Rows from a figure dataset
◇ ◇ ◇ ◇ ◇ ◇ ◇
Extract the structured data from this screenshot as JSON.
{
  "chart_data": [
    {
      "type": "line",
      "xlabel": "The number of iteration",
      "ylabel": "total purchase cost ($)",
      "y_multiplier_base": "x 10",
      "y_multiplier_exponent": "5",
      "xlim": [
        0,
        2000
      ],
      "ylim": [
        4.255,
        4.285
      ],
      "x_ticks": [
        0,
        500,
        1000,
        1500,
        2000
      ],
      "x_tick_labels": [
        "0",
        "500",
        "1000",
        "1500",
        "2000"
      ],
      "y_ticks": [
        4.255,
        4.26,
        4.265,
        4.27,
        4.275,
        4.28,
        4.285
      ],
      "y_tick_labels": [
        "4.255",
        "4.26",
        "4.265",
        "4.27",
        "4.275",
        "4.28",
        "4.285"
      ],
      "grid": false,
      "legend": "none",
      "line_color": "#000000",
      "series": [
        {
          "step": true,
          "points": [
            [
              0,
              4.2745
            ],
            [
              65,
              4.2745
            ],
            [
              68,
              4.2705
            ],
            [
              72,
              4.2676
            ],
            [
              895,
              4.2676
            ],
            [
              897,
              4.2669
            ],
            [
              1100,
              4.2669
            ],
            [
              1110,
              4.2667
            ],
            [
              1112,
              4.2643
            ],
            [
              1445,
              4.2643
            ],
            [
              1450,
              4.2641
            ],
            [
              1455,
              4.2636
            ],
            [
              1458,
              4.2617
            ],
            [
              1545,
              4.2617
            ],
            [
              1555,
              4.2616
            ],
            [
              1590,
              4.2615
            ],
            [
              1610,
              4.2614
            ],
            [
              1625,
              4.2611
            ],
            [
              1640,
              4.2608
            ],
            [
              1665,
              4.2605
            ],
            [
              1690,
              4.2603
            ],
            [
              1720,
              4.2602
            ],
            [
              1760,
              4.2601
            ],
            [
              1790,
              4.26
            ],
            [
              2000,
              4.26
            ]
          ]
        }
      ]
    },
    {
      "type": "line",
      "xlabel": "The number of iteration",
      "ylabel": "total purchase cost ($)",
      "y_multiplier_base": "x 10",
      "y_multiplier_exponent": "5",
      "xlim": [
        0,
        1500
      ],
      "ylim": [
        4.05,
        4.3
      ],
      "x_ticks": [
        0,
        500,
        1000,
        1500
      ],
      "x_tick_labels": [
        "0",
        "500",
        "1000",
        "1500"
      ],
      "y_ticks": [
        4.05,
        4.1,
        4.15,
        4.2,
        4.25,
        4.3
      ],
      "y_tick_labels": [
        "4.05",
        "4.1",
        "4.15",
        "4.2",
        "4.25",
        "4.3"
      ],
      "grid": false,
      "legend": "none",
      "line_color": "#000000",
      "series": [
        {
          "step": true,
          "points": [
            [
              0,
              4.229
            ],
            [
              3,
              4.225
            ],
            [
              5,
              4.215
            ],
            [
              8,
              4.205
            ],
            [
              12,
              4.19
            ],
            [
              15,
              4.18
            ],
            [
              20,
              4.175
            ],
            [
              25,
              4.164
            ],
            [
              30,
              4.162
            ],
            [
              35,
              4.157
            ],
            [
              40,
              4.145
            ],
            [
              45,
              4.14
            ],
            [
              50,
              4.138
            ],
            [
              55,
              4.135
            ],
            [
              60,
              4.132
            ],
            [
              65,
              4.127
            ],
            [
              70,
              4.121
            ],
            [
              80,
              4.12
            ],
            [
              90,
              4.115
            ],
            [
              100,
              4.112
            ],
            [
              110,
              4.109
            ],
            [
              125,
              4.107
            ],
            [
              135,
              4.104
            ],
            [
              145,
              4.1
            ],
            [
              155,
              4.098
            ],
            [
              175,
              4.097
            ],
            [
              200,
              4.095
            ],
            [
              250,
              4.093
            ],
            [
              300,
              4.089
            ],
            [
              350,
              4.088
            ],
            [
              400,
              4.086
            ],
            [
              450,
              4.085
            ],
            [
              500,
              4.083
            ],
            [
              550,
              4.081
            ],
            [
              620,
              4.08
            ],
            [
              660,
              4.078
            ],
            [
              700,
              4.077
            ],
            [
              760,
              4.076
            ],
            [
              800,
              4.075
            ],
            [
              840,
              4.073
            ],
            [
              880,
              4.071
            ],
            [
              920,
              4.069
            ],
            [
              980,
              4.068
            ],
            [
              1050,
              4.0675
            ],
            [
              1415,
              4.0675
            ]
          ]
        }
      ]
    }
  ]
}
◇ ◇ ◇ ◇ ◇ ◇ ◇
Restate each of the entries above verbatim.

Extract the structured data from this screenshot as JSON.
{
  "chart_data": [
    {
      "type": "line",
      "xlabel": "The number of iteration",
      "ylabel": "total purchase cost ($)",
      "y_multiplier_base": "x 10",
      "y_multiplier_exponent": "5",
      "xlim": [
        0,
        2000
      ],
      "ylim": [
        4.255,
        4.285
      ],
      "x_ticks": [
        0,
        500,
        1000,
        1500,
        2000
      ],
      "x_tick_labels": [
        "0",
        "500",
        "1000",
        "1500",
        "2000"
      ],
      "y_ticks": [
        4.255,
        4.26,
        4.265,
        4.27,
        4.275,
        4.28,
        4.285
      ],
      "y_tick_labels": [
        "4.255",
        "4.26",
        "4.265",
        "4.27",
        "4.275",
        "4.28",
        "4.285"
      ],
      "grid": false,
      "legend": "none",
      "line_color": "#000000",
      "series": [
        {
          "step": true,
          "points": [
            [
              0,
              4.2745
            ],
            [
              65,
              4.2745
            ],
            [
              68,
              4.2705
            ],
            [
              72,
              4.2676
            ],
            [
              895,
              4.2676
            ],
            [
              897,
              4.2669
            ],
            [
              1100,
              4.2669
            ],
            [
              1110,
              4.2667
            ],
            [
              1112,
              4.2643
            ],
            [
              1445,
              4.2643
            ],
            [
              1450,
              4.2641
            ],
            [
              1455,
              4.2636
            ],
            [
              1458,
              4.2617
            ],
            [
              1545,
              4.2617
            ],
            [
              1555,
              4.2616
            ],
            [
              1590,
              4.2615
            ],
            [
              1610,
              4.2614
            ],
            [
              1625,
              4.2611
            ],
            [
              1640,
              4.2608
            ],
            [
              1665,
              4.2605
            ],
            [
              1690,
              4.2603
            ],
            [
              1720,
              4.2602
            ],
            [
              1760,
              4.2601
            ],
            [
              1790,
              4.26
            ],
            [
              2000,
              4.26
            ]
          ]
        }
      ]
    },
    {
      "type": "line",
      "xlabel": "The number of iteration",
      "ylabel": "total purchase cost ($)",
      "y_multiplier_base": "x 10",
      "y_multiplier_exponent": "5",
      "xlim": [
        0,
        1500
      ],
      "ylim": [
        4.05,
        4.3
      ],
      "x_ticks": [
        0,
        500,
        1000,
        1500
      ],
      "x_tick_labels": [
        "0",
        "500",
        "1000",
        "1500"
      ],
      "y_ticks": [
        4.05,
        4.1,
        4.15,
        4.2,
        4.25,
        4.3
      ],
      "y_tick_labels": [
        "4.05",
        "4.1",
        "4.15",
        "4.2",
        "4.25",
        "4.3"
      ],
      "grid": false,
      "legend": "none",
      "line_color": "#000000",
      "series": [
        {
          "step": true,
          "points": [
            [
              0,
              4.229
            ],
            [
              3,
              4.225
            ],
            [
              5,
              4.215
            ],
            [
              8,
              4.205
            ],
            [
              12,
              4.19
            ],
            [
              15,
              4.18
            ],
            [
              20,
              4.175
            ],
            [
              25,
              4.164
            ],
            [
              30,
              4.162
            ],
            [
              35,
              4.157
            ],
            [
              40,
              4.145
            ],
            [
              45,
              4.14
            ],
            [
              50,
              4.138
            ],
            [
              55,
              4.135
            ],
            [
              60,
              4.132
            ],
            [
              65,
              4.127
            ],
            [
              70,
              4.121
            ],
            [
              80,
              4.12
            ],
            [
              90,
              4.115
            ],
            [
              100,
              4.112
            ],
            [
              110,
              4.109
            ],
            [
              125,
              4.107
            ],
            [
              135,
              4.104
            ],
            [
              145,
              4.1
            ],
            [
              155,
              4.098
            ],
            [
              175,
              4.097
            ],
            [
              200,
              4.095
            ],
            [
              250,
              4.093
            ],
            [
              300,
              4.089
            ],
            [
              350,
              4.088
            ],
            [
              400,
              4.086
            ],
            [
              450,
              4.085
            ],
            [
              500,
              4.083
            ],
            [
              550,
              4.081
            ],
            [
              620,
              4.08
            ],
            [
              660,
              4.078
            ],
            [
              700,
              4.077
            ],
            [
              760,
              4.076
            ],
            [
              800,
              4.075
            ],
            [
              840,
              4.073
            ],
            [
              880,
              4.071
            ],
            [
              920,
              4.069
            ],
            [
              980,
              4.068
            ],
            [
              1050,
              4.0675
            ],
            [
              1415,
              4.0675
            ]
          ]
        }
      ]
    }
  ]
}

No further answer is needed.